### To do
Quote every line as written. Omit pictures.

[Dataset entries]
◇ ◇ ◇ ◇

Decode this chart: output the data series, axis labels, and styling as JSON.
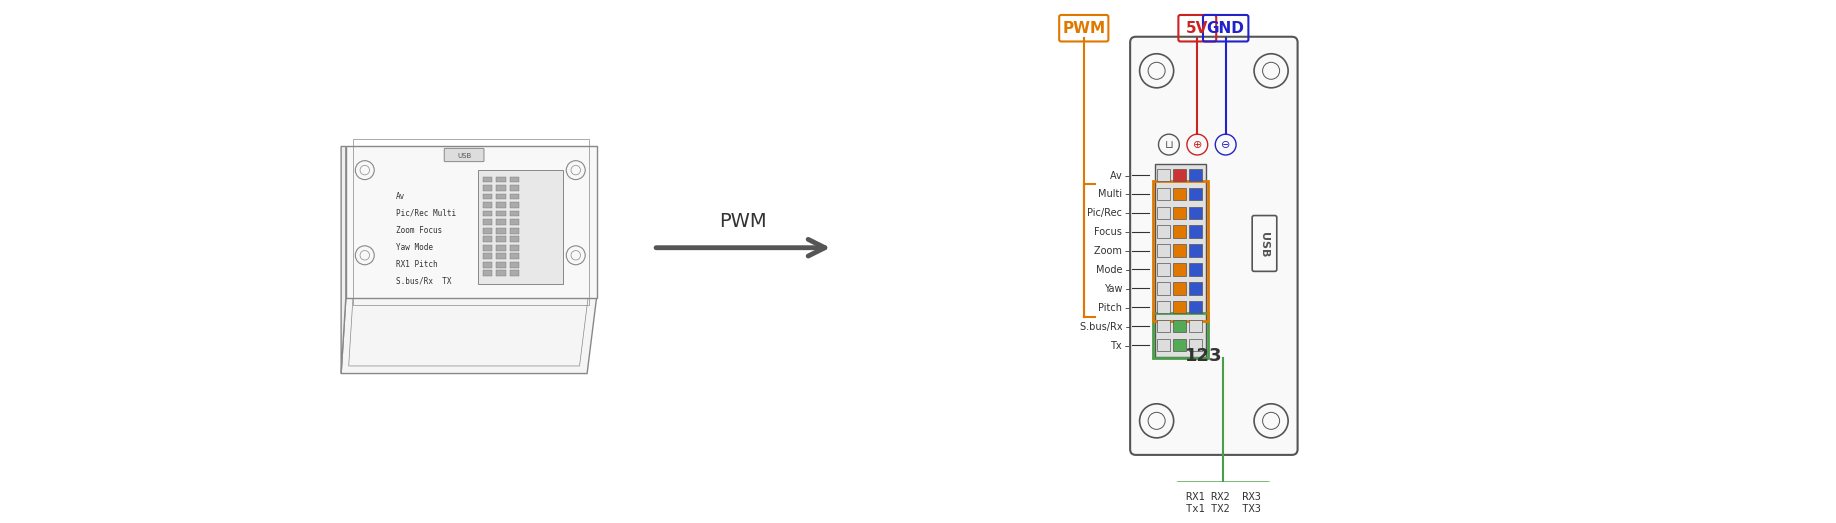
{
  "bg_color": "#ffffff",
  "connector_labels": [
    "Tx",
    "S.bus/Rx",
    "Pitch",
    "Yaw",
    "Mode",
    "Zoom",
    "Focus",
    "Pic/Rec",
    "Multi",
    "Av"
  ],
  "label_123": "123",
  "ttl_label": "RX1 RX2  RX3\nTx1 TX2  TX3",
  "pwm_label": "PWM",
  "fivev_label": "5V",
  "gnd_label": "GND",
  "pwm_text": "PWM",
  "green_color": "#4a9e4a",
  "orange_color": "#e07800",
  "red_color": "#cc2222",
  "blue_color": "#2222cc",
  "arrow_color": "#555555",
  "panel_border": "#555555",
  "device_color": "#888888",
  "text_color": "#333333",
  "pin_gray": "#bbbbbb",
  "pin_green": "#55aa55",
  "pin_orange": "#e07800",
  "pin_blue": "#3355cc",
  "pin_red": "#cc3333",
  "pin_bg": "#dddddd"
}
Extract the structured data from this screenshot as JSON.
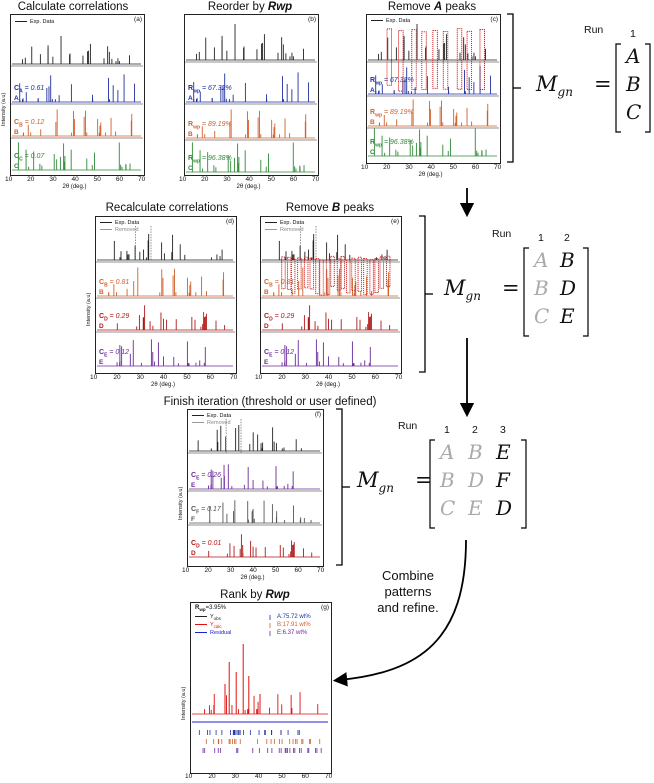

◇ ◇ ◇ ◇

### Complete answer
Decode this chart: output the data series, axis labels, and styling as JSON.
{
  "bg_color": "#ffffff",
  "connector_labels": [
    "Tx",
    "S.bus/Rx",
    "Pitch",
    "Yaw",
    "Mode",
    "Zoom",
    "Focus",
    "Pic/Rec",
    "Multi",
    "Av"
  ],
  "label_123": "123",
  "ttl_label": "RX1 RX2  RX3\nTx1 TX2  TX3",
  "pwm_label": "PWM",
  "fivev_label": "5V",
  "gnd_label": "GND",
  "pwm_text": "PWM",
  "green_color": "#4a9e4a",
  "orange_color": "#e07800",
  "red_color": "#cc2222",
  "blue_color": "#2222cc",
  "arrow_color": "#555555",
  "panel_border": "#555555",
  "device_color": "#888888",
  "text_color": "#333333",
  "pin_gray": "#bbbbbb",
  "pin_green": "#55aa55",
  "pin_orange": "#e07800",
  "pin_blue": "#3355cc",
  "pin_red": "#cc3333",
  "pin_bg": "#dddddd"
}
Extract the structured data from this screenshot as JSON.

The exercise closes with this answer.